■ Aim:
Your task is to copy each line that has the word "name".

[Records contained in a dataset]
|---|
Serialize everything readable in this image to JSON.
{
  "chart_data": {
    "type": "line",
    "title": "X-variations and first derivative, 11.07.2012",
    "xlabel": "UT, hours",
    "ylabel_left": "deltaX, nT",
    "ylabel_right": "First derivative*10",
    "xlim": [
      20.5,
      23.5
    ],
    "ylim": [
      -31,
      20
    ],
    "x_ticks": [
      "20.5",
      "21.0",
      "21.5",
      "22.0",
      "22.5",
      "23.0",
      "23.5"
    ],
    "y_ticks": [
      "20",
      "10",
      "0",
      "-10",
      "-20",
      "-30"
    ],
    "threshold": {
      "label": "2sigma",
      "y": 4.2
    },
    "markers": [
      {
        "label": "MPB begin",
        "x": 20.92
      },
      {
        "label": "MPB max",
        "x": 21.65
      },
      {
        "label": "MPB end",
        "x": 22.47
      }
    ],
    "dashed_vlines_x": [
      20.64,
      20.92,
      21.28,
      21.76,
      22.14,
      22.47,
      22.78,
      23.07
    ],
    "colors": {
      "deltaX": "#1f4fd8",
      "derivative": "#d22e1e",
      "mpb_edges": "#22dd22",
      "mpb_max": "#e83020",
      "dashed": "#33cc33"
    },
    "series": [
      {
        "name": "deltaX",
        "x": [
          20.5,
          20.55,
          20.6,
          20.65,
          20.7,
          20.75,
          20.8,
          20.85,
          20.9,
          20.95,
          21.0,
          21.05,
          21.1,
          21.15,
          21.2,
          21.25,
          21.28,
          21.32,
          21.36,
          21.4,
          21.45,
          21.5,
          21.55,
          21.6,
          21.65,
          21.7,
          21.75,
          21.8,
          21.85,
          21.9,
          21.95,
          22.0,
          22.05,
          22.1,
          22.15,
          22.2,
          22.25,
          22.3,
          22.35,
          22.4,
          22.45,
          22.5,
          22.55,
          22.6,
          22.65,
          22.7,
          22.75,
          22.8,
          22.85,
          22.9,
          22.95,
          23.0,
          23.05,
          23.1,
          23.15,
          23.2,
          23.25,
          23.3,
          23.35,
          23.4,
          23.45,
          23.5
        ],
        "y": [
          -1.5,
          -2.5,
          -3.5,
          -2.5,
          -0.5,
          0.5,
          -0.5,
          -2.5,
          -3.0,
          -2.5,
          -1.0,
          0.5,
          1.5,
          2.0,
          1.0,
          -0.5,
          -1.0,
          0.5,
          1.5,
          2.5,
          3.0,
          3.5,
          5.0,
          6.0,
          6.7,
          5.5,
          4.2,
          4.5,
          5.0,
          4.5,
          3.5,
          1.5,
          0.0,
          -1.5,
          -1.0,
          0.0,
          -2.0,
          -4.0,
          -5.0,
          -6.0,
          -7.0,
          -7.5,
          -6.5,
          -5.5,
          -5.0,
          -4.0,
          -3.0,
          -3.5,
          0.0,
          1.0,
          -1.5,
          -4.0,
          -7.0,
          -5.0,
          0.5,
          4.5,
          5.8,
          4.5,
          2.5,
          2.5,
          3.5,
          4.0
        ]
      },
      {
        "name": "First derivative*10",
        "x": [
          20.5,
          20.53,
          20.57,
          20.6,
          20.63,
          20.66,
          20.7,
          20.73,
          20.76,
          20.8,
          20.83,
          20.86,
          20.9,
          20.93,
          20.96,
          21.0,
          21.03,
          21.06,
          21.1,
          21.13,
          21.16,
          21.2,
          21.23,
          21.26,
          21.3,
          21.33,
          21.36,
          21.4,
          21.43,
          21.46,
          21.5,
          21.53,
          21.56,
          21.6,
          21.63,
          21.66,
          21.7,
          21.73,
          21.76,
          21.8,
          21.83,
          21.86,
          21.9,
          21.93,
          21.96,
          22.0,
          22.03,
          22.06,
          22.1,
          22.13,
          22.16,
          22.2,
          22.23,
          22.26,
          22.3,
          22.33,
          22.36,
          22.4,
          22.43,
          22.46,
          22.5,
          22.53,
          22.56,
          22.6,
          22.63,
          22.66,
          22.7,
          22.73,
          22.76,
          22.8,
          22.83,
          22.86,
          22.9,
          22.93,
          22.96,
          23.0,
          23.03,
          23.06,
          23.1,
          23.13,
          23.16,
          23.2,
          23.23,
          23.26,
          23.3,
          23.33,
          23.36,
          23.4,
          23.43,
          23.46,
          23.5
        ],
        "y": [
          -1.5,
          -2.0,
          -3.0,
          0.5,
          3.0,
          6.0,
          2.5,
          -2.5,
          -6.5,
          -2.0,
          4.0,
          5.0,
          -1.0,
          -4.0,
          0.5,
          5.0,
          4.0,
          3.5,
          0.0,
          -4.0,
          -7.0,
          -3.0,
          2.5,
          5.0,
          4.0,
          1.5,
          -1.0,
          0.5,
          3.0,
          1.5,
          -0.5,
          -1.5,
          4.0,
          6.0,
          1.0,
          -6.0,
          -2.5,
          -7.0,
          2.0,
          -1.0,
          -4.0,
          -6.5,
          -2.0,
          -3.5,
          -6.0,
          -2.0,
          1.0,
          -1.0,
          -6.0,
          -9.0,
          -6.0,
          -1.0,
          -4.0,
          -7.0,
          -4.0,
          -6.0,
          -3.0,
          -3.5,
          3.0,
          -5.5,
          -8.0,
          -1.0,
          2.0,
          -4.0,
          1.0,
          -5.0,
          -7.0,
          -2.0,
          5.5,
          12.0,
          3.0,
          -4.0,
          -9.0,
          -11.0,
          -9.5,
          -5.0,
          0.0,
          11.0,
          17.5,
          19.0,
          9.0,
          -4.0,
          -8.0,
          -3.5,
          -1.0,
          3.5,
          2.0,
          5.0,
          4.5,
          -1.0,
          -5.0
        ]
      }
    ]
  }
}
|---|
■ Exercise answer:
        "name": "deltaX",
        "name": "First derivative*10",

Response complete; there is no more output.